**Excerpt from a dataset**
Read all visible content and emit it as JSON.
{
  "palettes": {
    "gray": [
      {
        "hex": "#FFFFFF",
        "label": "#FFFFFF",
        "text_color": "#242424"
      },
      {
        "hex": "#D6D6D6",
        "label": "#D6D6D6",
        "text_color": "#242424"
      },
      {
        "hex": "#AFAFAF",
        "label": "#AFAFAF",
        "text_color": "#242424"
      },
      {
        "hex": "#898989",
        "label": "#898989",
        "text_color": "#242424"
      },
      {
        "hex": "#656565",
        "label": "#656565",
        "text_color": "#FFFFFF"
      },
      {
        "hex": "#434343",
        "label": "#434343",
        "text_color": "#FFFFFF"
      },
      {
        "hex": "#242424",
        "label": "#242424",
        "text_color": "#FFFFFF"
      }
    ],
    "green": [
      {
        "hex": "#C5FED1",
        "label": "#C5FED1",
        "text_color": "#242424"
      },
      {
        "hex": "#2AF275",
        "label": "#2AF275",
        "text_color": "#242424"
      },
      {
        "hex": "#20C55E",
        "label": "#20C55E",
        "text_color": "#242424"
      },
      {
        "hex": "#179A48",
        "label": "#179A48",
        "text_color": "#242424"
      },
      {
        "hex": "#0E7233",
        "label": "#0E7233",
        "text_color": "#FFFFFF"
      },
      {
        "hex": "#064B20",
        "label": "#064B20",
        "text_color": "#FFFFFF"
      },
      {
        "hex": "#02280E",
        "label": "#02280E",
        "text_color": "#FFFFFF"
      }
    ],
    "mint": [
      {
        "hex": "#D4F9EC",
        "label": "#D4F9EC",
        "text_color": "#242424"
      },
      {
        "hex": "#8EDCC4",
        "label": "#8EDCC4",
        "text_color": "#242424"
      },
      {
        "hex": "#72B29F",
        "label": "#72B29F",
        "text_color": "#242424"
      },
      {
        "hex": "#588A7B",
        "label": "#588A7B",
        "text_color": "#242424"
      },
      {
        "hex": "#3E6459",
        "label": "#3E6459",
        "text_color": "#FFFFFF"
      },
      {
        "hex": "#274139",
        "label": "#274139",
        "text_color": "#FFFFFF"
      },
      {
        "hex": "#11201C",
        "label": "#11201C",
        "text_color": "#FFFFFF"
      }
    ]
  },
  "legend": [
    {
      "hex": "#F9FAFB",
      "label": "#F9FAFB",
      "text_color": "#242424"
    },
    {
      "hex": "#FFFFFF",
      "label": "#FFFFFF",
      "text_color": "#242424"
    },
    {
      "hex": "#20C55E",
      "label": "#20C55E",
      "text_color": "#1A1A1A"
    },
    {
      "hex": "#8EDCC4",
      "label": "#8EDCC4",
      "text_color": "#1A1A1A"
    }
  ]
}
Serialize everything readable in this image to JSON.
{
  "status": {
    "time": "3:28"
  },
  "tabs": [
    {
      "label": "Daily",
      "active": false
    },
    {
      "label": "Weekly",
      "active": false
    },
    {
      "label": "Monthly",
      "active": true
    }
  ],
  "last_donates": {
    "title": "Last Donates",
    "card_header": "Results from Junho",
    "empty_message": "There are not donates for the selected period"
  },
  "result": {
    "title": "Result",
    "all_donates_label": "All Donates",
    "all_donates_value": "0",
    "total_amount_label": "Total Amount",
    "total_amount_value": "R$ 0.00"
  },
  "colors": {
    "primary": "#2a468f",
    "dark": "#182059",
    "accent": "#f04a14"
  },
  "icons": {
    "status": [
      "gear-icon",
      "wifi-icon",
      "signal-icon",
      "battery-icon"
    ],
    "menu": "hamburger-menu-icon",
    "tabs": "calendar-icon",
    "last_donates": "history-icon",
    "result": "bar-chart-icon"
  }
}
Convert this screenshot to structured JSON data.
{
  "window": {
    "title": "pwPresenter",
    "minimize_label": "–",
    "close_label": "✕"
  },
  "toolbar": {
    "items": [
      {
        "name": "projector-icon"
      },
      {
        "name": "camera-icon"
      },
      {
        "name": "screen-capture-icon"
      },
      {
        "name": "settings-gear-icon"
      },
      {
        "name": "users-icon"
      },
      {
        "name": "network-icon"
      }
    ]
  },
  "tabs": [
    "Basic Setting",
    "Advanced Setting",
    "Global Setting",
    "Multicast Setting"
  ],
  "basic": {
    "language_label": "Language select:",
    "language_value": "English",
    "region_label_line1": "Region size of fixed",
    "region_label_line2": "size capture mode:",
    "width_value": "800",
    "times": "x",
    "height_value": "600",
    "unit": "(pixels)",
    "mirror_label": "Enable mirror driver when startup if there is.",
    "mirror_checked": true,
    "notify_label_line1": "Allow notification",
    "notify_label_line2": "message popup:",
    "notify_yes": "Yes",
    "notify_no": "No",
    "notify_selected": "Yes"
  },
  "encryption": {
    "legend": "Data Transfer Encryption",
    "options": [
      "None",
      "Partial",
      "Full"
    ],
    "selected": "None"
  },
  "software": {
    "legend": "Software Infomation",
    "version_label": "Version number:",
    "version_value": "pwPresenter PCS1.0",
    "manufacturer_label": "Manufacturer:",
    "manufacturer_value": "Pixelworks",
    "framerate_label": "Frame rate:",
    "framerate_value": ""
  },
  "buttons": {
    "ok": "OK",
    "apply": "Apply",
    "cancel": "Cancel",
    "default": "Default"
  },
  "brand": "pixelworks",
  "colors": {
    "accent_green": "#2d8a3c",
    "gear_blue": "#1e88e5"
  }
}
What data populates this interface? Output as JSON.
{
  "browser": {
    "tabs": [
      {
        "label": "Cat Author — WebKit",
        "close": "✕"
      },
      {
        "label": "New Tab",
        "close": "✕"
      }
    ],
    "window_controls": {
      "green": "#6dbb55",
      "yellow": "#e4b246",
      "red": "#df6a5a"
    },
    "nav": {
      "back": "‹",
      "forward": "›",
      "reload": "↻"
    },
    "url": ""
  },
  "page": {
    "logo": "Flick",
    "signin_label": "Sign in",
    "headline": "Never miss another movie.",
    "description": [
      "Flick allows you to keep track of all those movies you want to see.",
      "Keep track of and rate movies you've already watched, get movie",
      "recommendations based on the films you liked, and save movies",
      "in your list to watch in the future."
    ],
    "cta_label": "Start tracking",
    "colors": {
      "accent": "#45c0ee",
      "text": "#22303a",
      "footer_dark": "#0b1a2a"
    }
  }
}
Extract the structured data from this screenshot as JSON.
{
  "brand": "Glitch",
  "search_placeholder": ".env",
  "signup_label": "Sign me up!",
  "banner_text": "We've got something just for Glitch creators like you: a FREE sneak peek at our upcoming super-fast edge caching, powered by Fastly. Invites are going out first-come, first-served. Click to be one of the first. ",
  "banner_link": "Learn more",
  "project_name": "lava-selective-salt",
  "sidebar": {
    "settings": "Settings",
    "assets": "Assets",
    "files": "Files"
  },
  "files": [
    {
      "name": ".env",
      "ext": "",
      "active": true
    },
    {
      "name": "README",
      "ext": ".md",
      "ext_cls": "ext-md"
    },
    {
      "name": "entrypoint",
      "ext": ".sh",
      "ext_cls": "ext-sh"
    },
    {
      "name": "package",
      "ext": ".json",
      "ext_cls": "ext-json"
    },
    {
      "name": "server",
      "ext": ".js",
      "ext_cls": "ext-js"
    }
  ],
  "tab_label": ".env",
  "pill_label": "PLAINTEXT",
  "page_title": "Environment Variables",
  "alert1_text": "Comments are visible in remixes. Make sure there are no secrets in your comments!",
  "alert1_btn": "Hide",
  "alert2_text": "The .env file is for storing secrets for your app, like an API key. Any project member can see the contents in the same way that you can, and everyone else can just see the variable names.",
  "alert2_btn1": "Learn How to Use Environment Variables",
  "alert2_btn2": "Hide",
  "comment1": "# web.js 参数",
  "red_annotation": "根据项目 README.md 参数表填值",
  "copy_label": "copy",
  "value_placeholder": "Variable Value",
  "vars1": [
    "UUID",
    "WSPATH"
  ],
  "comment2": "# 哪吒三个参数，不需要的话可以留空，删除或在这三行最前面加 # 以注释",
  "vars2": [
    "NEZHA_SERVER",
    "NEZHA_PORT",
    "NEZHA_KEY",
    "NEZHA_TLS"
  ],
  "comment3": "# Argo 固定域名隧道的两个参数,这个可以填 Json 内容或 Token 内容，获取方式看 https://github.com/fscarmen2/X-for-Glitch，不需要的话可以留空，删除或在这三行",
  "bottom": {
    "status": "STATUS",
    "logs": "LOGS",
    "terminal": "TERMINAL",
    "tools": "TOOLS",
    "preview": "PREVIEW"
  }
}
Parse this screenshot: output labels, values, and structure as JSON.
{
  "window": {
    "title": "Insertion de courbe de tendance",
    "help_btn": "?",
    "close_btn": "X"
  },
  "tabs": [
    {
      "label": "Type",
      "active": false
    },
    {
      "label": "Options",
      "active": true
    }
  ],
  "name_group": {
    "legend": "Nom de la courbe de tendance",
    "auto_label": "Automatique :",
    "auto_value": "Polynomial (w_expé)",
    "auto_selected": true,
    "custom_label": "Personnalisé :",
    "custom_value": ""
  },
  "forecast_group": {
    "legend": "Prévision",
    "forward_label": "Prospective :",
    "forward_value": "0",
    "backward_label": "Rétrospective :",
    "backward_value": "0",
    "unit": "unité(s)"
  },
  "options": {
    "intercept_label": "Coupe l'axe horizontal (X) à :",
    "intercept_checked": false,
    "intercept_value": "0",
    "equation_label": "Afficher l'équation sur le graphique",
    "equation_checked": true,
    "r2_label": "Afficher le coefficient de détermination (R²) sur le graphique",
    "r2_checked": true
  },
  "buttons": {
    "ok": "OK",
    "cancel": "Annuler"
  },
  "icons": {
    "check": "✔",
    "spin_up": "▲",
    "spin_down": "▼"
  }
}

**Objective**
Copy every line of the listing containing the string "courbe".

**Answer to this problem**
    "title": "Insertion de courbe de tendance",
    "legend": "Nom de la courbe de tendance",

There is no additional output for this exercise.